WHAT TO DO: List each line holding the string "Layout".

DATA LINES:
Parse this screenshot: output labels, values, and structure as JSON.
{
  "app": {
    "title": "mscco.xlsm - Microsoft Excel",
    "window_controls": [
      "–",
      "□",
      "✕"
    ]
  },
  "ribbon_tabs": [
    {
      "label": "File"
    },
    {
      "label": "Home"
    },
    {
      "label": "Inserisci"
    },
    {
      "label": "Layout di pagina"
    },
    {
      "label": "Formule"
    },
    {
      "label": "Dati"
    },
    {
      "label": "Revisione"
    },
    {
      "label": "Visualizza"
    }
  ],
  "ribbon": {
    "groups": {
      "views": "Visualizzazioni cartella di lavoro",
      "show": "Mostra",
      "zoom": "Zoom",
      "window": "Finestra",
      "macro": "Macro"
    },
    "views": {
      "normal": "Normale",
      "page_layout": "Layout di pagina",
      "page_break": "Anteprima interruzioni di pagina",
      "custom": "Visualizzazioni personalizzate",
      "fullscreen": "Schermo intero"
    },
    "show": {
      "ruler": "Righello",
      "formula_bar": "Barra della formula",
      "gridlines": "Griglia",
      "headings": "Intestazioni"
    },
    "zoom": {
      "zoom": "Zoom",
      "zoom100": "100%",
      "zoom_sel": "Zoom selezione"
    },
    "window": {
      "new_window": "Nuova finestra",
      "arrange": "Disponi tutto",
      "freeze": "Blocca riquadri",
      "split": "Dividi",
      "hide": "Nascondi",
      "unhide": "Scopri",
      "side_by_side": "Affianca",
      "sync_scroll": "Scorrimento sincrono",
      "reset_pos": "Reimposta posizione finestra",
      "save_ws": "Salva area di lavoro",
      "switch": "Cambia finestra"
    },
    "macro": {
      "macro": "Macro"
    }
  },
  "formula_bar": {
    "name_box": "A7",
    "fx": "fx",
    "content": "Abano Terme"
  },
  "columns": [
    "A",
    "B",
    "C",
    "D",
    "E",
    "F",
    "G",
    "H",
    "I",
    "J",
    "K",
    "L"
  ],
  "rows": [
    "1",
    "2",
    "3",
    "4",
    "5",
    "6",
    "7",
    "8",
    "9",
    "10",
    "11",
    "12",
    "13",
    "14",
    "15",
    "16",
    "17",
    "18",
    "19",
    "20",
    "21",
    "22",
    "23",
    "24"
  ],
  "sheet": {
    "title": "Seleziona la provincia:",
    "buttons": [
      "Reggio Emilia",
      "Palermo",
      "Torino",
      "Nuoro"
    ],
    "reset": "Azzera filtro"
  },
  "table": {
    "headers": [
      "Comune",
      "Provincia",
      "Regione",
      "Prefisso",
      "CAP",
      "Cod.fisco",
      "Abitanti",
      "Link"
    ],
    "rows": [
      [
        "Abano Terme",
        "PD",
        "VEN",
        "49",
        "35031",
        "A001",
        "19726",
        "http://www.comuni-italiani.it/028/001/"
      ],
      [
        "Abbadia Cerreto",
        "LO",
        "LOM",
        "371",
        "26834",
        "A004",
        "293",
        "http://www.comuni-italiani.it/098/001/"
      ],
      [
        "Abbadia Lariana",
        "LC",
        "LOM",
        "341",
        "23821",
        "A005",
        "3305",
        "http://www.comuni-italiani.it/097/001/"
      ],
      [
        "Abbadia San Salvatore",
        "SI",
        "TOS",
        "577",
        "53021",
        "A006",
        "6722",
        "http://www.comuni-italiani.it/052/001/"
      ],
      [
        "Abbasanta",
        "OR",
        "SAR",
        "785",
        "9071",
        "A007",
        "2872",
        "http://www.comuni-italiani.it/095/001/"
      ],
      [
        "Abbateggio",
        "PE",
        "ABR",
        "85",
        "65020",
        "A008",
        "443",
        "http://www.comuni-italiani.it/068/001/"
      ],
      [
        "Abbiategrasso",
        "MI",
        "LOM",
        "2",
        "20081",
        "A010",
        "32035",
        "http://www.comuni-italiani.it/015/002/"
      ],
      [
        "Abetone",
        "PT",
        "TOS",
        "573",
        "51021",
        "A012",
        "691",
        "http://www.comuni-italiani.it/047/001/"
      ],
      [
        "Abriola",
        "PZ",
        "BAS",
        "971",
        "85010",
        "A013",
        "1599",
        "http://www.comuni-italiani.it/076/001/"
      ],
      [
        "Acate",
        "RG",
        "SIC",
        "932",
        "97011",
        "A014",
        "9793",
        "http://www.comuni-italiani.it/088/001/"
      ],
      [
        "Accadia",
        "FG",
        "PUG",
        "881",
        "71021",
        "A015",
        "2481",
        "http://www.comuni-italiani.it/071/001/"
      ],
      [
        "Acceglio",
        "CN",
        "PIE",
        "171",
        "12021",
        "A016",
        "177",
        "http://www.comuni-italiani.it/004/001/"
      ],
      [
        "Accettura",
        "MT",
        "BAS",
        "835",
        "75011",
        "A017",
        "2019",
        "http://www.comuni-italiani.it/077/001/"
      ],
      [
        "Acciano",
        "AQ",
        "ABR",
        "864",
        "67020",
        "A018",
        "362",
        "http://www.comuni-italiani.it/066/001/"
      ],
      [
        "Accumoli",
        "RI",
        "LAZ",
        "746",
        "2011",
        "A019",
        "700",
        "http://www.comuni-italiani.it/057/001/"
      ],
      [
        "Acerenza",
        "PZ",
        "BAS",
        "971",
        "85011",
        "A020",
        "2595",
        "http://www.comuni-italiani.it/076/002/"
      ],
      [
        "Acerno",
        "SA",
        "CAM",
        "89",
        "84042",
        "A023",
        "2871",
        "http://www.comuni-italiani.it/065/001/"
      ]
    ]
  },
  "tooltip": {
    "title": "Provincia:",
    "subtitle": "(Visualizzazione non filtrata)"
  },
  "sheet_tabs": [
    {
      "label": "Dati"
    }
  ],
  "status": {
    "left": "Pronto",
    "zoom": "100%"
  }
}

---

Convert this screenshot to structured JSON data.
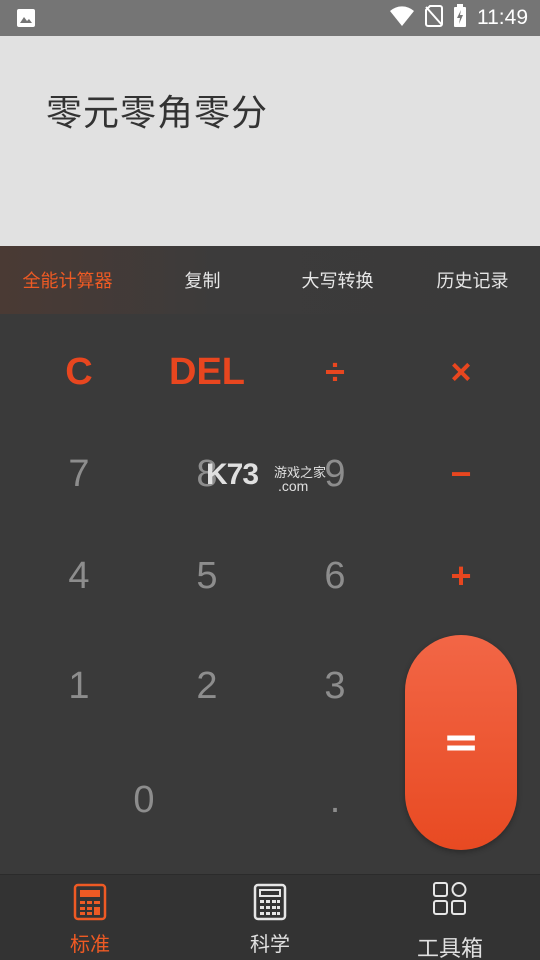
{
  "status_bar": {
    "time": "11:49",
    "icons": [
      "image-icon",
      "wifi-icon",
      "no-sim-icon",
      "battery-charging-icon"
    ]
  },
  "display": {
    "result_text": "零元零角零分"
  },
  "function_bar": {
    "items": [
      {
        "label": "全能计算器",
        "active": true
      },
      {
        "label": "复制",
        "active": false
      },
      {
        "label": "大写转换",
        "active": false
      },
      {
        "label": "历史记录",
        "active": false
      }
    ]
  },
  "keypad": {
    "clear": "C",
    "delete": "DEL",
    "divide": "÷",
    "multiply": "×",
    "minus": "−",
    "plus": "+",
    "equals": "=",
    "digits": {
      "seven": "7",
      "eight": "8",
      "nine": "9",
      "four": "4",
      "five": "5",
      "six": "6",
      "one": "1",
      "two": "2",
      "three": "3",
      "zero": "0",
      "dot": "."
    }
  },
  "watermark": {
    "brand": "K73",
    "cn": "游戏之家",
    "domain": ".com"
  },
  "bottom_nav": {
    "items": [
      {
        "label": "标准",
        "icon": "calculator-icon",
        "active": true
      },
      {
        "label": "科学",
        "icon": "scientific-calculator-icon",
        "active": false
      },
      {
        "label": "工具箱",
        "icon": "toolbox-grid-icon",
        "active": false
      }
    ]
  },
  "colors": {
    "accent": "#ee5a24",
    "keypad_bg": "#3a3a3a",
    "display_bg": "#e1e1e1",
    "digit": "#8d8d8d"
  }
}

---

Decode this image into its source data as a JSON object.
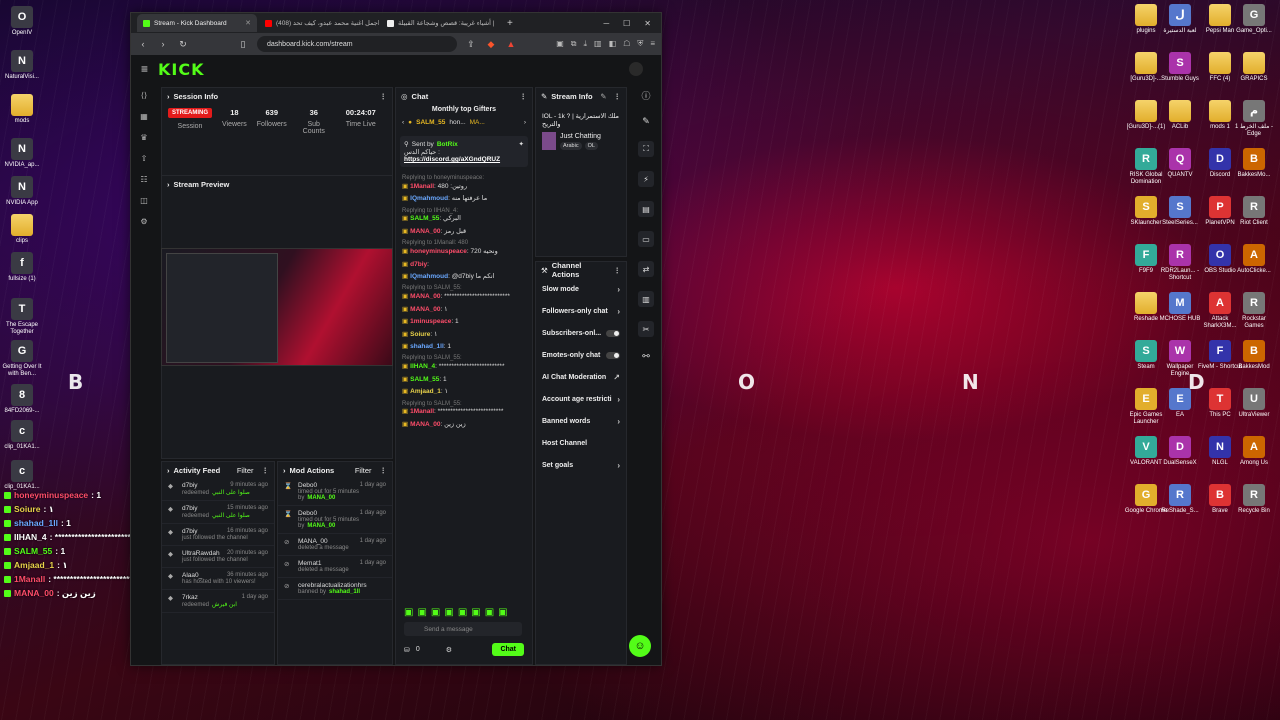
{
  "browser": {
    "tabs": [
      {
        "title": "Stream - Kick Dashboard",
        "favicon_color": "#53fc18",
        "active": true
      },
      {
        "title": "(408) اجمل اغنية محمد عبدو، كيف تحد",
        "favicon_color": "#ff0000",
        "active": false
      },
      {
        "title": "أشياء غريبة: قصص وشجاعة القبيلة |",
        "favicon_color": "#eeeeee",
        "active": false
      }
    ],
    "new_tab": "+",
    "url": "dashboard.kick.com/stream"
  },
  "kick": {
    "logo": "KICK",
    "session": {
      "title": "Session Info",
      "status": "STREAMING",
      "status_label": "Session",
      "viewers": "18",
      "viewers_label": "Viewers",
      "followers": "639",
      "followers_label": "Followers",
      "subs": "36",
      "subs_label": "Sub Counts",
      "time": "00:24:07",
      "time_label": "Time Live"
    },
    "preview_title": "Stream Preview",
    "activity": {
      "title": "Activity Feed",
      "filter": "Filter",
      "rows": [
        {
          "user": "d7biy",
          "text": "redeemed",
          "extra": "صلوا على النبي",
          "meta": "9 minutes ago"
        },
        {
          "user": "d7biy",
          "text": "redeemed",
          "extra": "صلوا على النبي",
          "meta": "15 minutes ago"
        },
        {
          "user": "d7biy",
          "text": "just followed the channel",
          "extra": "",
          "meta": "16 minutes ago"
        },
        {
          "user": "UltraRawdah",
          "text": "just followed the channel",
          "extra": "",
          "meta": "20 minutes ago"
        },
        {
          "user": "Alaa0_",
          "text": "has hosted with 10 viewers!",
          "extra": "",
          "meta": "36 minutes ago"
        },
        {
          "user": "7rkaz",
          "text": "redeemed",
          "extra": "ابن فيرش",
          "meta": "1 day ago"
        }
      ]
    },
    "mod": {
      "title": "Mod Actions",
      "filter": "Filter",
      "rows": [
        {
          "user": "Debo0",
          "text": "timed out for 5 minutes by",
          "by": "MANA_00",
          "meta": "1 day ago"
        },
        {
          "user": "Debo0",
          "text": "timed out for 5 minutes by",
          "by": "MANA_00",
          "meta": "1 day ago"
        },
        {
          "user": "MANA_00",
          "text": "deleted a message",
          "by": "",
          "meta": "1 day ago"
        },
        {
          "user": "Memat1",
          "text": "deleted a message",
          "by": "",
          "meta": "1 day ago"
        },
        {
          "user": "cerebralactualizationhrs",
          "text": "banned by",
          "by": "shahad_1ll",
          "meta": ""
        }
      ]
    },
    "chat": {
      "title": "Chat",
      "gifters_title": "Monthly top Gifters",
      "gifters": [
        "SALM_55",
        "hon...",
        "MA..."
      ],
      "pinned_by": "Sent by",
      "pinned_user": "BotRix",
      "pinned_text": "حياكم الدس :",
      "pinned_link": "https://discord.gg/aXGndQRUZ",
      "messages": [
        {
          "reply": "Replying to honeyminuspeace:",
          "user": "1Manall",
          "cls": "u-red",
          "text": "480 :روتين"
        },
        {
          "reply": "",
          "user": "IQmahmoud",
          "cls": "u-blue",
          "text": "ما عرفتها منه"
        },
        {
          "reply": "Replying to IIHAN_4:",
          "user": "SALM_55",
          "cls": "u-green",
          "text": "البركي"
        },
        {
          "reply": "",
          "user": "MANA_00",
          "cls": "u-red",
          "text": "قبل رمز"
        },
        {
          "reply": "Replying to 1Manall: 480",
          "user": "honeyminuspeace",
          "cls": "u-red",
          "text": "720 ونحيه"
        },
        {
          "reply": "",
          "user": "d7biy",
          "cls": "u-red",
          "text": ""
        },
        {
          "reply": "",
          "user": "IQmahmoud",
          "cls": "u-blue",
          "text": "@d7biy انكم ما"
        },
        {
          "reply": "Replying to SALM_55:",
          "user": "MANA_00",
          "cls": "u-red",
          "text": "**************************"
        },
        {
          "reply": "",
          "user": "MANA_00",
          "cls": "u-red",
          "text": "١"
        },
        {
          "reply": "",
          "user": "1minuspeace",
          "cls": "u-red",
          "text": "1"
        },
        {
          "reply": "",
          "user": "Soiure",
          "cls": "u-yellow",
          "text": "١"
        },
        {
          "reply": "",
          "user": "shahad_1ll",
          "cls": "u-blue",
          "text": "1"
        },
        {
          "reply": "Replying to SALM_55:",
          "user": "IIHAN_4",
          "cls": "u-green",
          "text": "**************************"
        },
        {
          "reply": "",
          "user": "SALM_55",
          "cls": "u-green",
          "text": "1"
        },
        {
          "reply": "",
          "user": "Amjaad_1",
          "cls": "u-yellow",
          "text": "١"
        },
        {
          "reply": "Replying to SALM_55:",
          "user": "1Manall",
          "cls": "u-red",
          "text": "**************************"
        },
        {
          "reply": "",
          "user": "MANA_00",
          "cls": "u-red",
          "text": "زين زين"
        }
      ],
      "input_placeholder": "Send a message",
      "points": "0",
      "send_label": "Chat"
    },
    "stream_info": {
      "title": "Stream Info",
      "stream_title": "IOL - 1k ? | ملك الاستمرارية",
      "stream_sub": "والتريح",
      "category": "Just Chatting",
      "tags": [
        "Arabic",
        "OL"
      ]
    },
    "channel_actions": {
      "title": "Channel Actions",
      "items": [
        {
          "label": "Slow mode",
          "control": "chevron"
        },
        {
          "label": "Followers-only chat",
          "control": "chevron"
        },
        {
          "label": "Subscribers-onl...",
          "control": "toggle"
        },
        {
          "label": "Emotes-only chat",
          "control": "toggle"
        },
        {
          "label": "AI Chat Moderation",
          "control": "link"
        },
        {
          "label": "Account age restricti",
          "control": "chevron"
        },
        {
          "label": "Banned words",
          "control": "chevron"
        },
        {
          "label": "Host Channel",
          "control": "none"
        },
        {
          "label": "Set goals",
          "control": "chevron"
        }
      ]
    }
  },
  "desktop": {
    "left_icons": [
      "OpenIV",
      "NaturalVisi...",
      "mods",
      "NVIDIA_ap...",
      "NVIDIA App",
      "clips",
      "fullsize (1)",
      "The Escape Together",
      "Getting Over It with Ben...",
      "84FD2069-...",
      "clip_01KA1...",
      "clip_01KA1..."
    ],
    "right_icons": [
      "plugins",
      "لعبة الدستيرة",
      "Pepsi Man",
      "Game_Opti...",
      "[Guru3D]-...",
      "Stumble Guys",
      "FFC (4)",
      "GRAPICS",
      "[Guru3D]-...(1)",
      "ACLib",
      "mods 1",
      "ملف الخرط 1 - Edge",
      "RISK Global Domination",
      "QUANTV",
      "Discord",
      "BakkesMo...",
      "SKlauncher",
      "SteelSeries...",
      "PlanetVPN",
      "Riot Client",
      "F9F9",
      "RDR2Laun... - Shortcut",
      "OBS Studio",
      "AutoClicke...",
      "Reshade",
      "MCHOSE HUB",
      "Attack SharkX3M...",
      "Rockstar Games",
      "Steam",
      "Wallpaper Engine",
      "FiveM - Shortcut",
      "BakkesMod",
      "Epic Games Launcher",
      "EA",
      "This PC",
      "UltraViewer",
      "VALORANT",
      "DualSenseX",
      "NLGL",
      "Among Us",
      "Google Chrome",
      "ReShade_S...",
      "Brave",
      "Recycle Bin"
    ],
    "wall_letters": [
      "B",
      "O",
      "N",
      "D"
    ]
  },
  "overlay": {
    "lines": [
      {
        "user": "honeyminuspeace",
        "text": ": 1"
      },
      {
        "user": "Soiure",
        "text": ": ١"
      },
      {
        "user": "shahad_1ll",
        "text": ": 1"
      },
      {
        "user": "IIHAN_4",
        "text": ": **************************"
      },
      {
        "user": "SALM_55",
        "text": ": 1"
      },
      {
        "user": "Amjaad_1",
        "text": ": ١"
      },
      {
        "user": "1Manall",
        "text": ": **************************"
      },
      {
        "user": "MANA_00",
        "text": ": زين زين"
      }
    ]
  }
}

EXERCISE ANSWER:
      "label": "Layout di pagina"
      "page_layout": "Layout di pagina",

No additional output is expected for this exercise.